Task requirements
Quote all entries exactly, leaving pictures aside.

....

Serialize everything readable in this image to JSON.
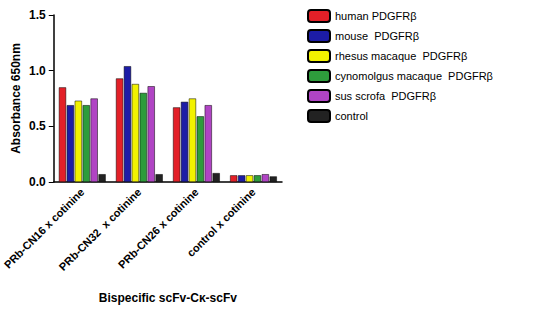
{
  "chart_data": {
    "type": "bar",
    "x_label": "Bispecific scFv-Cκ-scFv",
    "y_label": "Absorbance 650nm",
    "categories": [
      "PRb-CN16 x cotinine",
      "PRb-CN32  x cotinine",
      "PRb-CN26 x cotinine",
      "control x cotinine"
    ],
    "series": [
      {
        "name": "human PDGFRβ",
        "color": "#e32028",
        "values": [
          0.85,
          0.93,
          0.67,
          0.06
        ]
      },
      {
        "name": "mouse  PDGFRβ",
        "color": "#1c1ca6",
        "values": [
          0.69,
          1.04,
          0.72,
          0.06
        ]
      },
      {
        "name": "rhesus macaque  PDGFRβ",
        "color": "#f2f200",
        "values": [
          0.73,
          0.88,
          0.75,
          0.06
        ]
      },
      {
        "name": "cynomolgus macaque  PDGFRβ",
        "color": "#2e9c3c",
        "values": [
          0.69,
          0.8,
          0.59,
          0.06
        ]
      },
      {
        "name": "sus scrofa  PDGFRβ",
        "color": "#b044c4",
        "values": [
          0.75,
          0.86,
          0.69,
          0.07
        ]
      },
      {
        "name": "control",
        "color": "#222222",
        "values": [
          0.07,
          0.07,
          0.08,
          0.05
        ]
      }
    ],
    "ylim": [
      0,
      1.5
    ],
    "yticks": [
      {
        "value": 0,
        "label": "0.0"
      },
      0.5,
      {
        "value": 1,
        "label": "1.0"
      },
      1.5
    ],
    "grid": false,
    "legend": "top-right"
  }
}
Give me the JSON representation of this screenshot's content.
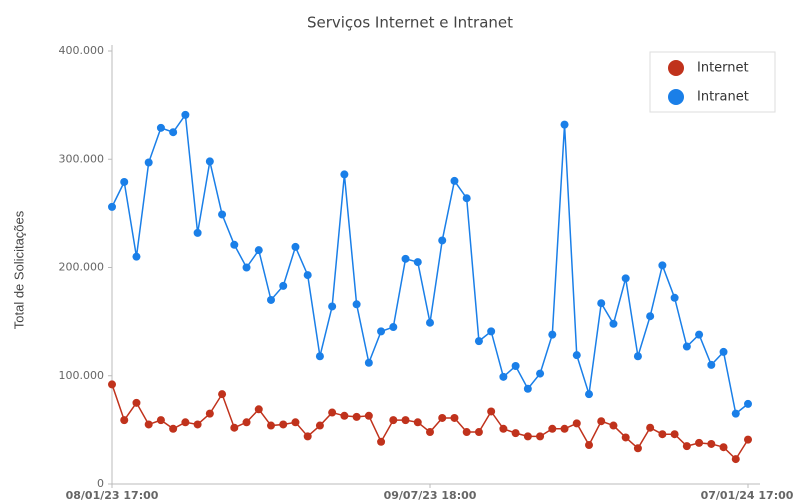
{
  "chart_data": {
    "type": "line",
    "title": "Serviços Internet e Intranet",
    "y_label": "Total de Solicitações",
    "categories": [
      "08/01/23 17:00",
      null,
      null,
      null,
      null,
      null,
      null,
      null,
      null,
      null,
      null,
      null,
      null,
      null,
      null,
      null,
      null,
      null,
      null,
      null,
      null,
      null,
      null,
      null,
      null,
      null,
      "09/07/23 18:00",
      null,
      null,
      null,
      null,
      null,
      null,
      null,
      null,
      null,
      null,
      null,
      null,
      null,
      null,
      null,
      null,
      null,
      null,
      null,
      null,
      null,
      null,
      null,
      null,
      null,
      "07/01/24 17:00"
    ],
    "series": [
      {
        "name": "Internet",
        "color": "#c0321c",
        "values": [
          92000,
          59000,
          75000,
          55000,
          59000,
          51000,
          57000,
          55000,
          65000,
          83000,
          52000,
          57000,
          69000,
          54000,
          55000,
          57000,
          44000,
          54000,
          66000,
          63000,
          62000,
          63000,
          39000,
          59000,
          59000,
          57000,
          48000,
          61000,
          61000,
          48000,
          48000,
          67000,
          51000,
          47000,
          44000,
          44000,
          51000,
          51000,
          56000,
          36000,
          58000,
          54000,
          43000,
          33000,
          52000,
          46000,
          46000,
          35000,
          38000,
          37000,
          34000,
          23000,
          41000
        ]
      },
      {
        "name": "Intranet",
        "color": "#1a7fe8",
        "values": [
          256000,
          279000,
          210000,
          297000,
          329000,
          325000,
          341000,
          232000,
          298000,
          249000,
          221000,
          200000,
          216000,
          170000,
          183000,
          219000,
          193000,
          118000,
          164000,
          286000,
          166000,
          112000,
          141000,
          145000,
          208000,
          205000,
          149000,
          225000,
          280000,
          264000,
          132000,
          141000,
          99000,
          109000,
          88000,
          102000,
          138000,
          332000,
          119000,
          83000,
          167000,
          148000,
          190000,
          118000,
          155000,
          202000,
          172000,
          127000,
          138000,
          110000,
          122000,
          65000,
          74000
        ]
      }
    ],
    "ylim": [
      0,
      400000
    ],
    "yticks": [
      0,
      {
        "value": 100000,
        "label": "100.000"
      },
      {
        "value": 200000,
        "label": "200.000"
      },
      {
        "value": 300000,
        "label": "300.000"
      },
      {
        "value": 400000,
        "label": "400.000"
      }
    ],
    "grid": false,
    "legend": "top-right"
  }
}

....

Problem solution
Serialize everything readable in this image to JSON.
{
  "chart_data": {
    "type": "bar",
    "x_label": "Bispecific scFv-Cκ-scFv",
    "y_label": "Absorbance 650nm",
    "categories": [
      "PRb-CN16 x cotinine",
      "PRb-CN32  x cotinine",
      "PRb-CN26 x cotinine",
      "control x cotinine"
    ],
    "series": [
      {
        "name": "human PDGFRβ",
        "color": "#e32028",
        "values": [
          0.85,
          0.93,
          0.67,
          0.06
        ]
      },
      {
        "name": "mouse  PDGFRβ",
        "color": "#1c1ca6",
        "values": [
          0.69,
          1.04,
          0.72,
          0.06
        ]
      },
      {
        "name": "rhesus macaque  PDGFRβ",
        "color": "#f2f200",
        "values": [
          0.73,
          0.88,
          0.75,
          0.06
        ]
      },
      {
        "name": "cynomolgus macaque  PDGFRβ",
        "color": "#2e9c3c",
        "values": [
          0.69,
          0.8,
          0.59,
          0.06
        ]
      },
      {
        "name": "sus scrofa  PDGFRβ",
        "color": "#b044c4",
        "values": [
          0.75,
          0.86,
          0.69,
          0.07
        ]
      },
      {
        "name": "control",
        "color": "#222222",
        "values": [
          0.07,
          0.07,
          0.08,
          0.05
        ]
      }
    ],
    "ylim": [
      0,
      1.5
    ],
    "yticks": [
      {
        "value": 0,
        "label": "0.0"
      },
      0.5,
      {
        "value": 1,
        "label": "1.0"
      },
      1.5
    ],
    "grid": false,
    "legend": "top-right"
  }
}
Give me the JSON representation of this screenshot's content.
{
  "chart_data": {
    "type": "line",
    "title": "Serviços Internet e Intranet",
    "y_label": "Total de Solicitações",
    "categories": [
      "08/01/23 17:00",
      null,
      null,
      null,
      null,
      null,
      null,
      null,
      null,
      null,
      null,
      null,
      null,
      null,
      null,
      null,
      null,
      null,
      null,
      null,
      null,
      null,
      null,
      null,
      null,
      null,
      "09/07/23 18:00",
      null,
      null,
      null,
      null,
      null,
      null,
      null,
      null,
      null,
      null,
      null,
      null,
      null,
      null,
      null,
      null,
      null,
      null,
      null,
      null,
      null,
      null,
      null,
      null,
      null,
      "07/01/24 17:00"
    ],
    "series": [
      {
        "name": "Internet",
        "color": "#c0321c",
        "values": [
          92000,
          59000,
          75000,
          55000,
          59000,
          51000,
          57000,
          55000,
          65000,
          83000,
          52000,
          57000,
          69000,
          54000,
          55000,
          57000,
          44000,
          54000,
          66000,
          63000,
          62000,
          63000,
          39000,
          59000,
          59000,
          57000,
          48000,
          61000,
          61000,
          48000,
          48000,
          67000,
          51000,
          47000,
          44000,
          44000,
          51000,
          51000,
          56000,
          36000,
          58000,
          54000,
          43000,
          33000,
          52000,
          46000,
          46000,
          35000,
          38000,
          37000,
          34000,
          23000,
          41000
        ]
      },
      {
        "name": "Intranet",
        "color": "#1a7fe8",
        "values": [
          256000,
          279000,
          210000,
          297000,
          329000,
          325000,
          341000,
          232000,
          298000,
          249000,
          221000,
          200000,
          216000,
          170000,
          183000,
          219000,
          193000,
          118000,
          164000,
          286000,
          166000,
          112000,
          141000,
          145000,
          208000,
          205000,
          149000,
          225000,
          280000,
          264000,
          132000,
          141000,
          99000,
          109000,
          88000,
          102000,
          138000,
          332000,
          119000,
          83000,
          167000,
          148000,
          190000,
          118000,
          155000,
          202000,
          172000,
          127000,
          138000,
          110000,
          122000,
          65000,
          74000
        ]
      }
    ],
    "ylim": [
      0,
      400000
    ],
    "yticks": [
      0,
      {
        "value": 100000,
        "label": "100.000"
      },
      {
        "value": 200000,
        "label": "200.000"
      },
      {
        "value": 300000,
        "label": "300.000"
      },
      {
        "value": 400000,
        "label": "400.000"
      }
    ],
    "grid": false,
    "legend": "top-right"
  }
}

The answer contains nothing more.